En raccourci clavier,

La permutation d'applications c'est CMD + TAB

Le dashboard c'est F12


----------



## ulyssd (8 Mai 2008)

Salut, merci pour tes réponses, mais je ne demande pas de réponses à ces questions! Je sais déja tout ca ;-)

Ce que je ne COMPRENDS PAS, c'est pourquoi est-ce que lorsque je vais dans préf.système>clavier et souris> souris, et que je configure le bouton 3 (ou 4) pour qu'il m'ouvre le dashboard par exemple, cela ne marche pas!!! Le bouton n'est pas déféctueux puisqu'il modifie le comportement de la souris/programme (itunes, mozilla,etc)...

Ce n'est pas sur les exemples donnés que j'ai besoin d'aide, mais sur la forme!

Merci quand même!


----------



## aCLR (8 Mai 2008)

Si tu affectes Dashboard au bouton 3 normalement tu as le Dash. 

Viens d'effectuer les changements, ça marche (chez moi) !

Pareil pur la permutation.

Essaie à nouveau !


----------



## ulyssd (8 Mai 2008)

J'essaie depuis à peu près hier soir, mais rien ne se passe... J'ai un macbook...

Penses-tu qu'il faut redémarrer? Ca me pompe vraiment...


----------



## aCLR (8 Mai 2008)

Ça fonctionne sans redémarrer, puisque tu peux tester tes réglages dès qu'ils sont sélectionnés.

Un MacBook.

Ok. Est-ce tu désactives le trackPad lorsque ta Mighty est branchée ? Il y a peut-être une interférence.


----------



## ulyssd (8 Mai 2008)

Salut,

merci de t'intéresser à mon problème. Je me suis posé la même question que toi par rapport au trackpad, j'ai donc coché la case "ignorer le trackpad lorsque la souris est connectét", mais rien n'y fait... 

D'autres idées? Je pense que je vais aller au magasin demain si je ne trouve rien... Ce qui est rageant, c'est que les boutons fonctionnent manifestement...

■ Données
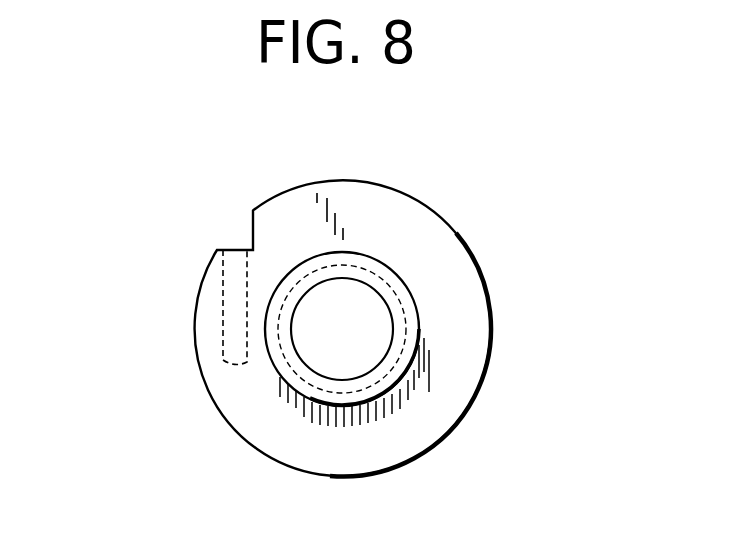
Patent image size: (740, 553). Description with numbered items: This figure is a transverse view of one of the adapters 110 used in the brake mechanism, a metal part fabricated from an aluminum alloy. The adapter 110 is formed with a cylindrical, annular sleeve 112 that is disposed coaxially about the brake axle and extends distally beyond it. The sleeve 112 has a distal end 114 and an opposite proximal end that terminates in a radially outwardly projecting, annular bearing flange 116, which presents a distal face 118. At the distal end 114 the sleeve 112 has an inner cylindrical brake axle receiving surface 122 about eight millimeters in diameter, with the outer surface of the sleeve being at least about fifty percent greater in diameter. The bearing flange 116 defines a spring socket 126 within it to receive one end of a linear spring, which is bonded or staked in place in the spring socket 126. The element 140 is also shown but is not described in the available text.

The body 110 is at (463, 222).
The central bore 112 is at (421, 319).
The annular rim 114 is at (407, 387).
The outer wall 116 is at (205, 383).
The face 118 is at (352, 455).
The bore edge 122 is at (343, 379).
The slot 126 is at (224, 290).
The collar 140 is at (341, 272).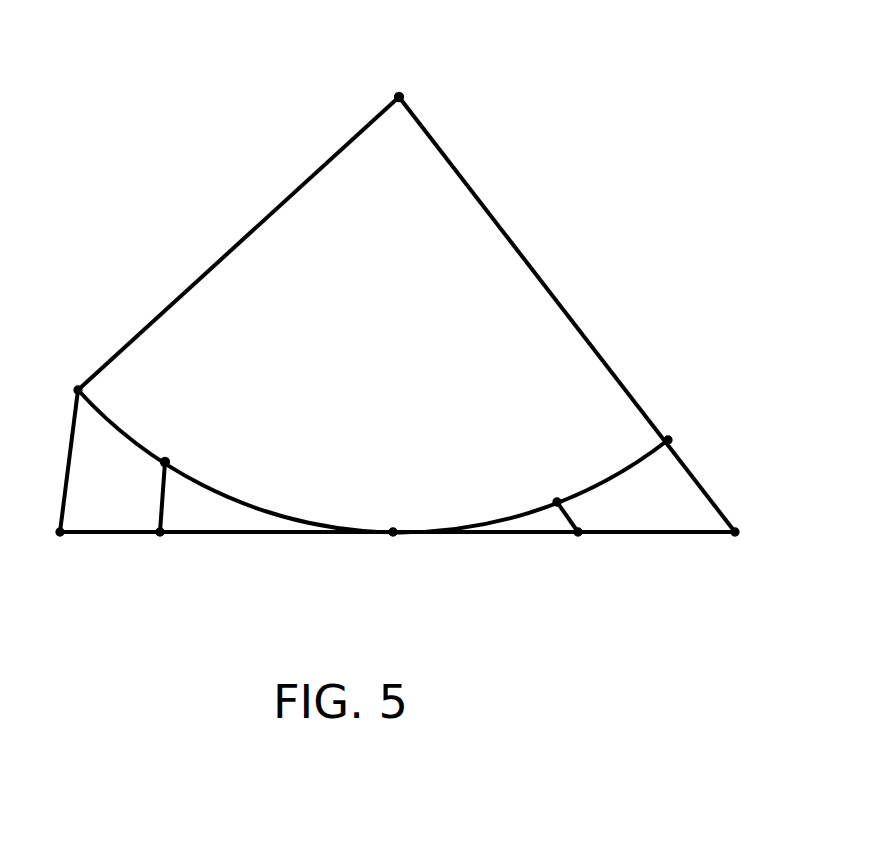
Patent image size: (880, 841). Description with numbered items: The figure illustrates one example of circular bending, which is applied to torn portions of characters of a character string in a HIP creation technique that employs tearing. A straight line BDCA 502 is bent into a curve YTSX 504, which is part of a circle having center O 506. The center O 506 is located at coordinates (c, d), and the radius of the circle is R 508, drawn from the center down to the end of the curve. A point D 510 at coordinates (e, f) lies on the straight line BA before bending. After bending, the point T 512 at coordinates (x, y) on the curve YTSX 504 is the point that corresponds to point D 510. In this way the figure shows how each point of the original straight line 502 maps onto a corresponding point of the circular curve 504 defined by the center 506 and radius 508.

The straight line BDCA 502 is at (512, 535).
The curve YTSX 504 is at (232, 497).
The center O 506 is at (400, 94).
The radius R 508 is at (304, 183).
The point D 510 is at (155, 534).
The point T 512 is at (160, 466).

■ Exercices
(a) Relevez dans la discussion sur la souris du MacBook toutes les phrases qui se terminent par un point d'interrogation.
(b) Poursuivez la discussion sur la souris du MacBook après son dernier message.

■ Réponses dans l'ordre
(a)
Penses-tu qu'il faut redémarrer?
Est-ce tu désactives le trackPad lorsque ta Mighty est branchée ?
D'autres idées?

(b)
Merci d'avance!


----------



## aCLR (8 Mai 2008)

Fais une capture de la fenêtre des prefs avec les mêmes réglages que la mienne (CMD + shift + 4('))


----------



## ulyssd (8 Mai 2008)

Salut!

Alors voilà la capture d'écran, avec le trackpad désactivé...

Rie ne se passe pour les boutons 3 et 4, par contre lorsque je définis l'option dashboard pour le bouton secondaire, ca marche...






Merci encore!


----------



## aCLR (8 Mai 2008)

Alors là je ne sais que dire si tu as le Dash en secondaire et pas en scroll !?







> &#8230;_Si les symptômes persistent, consultez votre revendeur_&#8230;


----------



## ulyssd (8 Mai 2008)

Ouaip, ca parait insoluble... Je vais aller au magasin demain on verra bien!

En tout cas merci de t'être interessé à mon problème!


----------



## aCLR (8 Mai 2008)

ulyssd a dit:


> Ouaip, ca parait insoluble... Je vais aller au magasin demain on verra bien!
> 
> En tout cas merci de t'être interessé à mon problème!








@+ avec une nouvelle mighty !


----------



## cameleone (8 Mai 2008)

ulyssd a dit:


> je ne pense pas que ce soit le bouton scroll qui soit déféctueux, car lorsque je suis sous une page avec défilement possible, je peux presser scroll, et ensuite le simple fait de bouger la souris vers le haut ou le bas fait défiler le texte...



C'est là un comportement que je n'ai jamais vu sur une Mighty Mouse... et qui n'est pas prévu, je pense, dans les paramétrages de la souris tels que les propose le panneau des Préférences système.
Ce qui me fait penser fortement qu'un autre pilote a du être installé sur la machine (genre UsbOverdrive, MouseZoom ou autres...), qui prend la main sur les paramétrages standard. Ce qui expliquerait tes problèmes. Regarde dans les Préférences système, en bas de la fenêtre, rubrique Autres, si un tel pilote n'est pas installé...


----------



## ulyssd (8 Mai 2008)

Salut!

Oui j'avais USB overdrive! J'ai été dans préf.systèmes, clic droit sur usboverdrive et "supprimer la fenetre ..." à l'instant. Rien n'a changé... Je vais essayer de redémarrer pour voir.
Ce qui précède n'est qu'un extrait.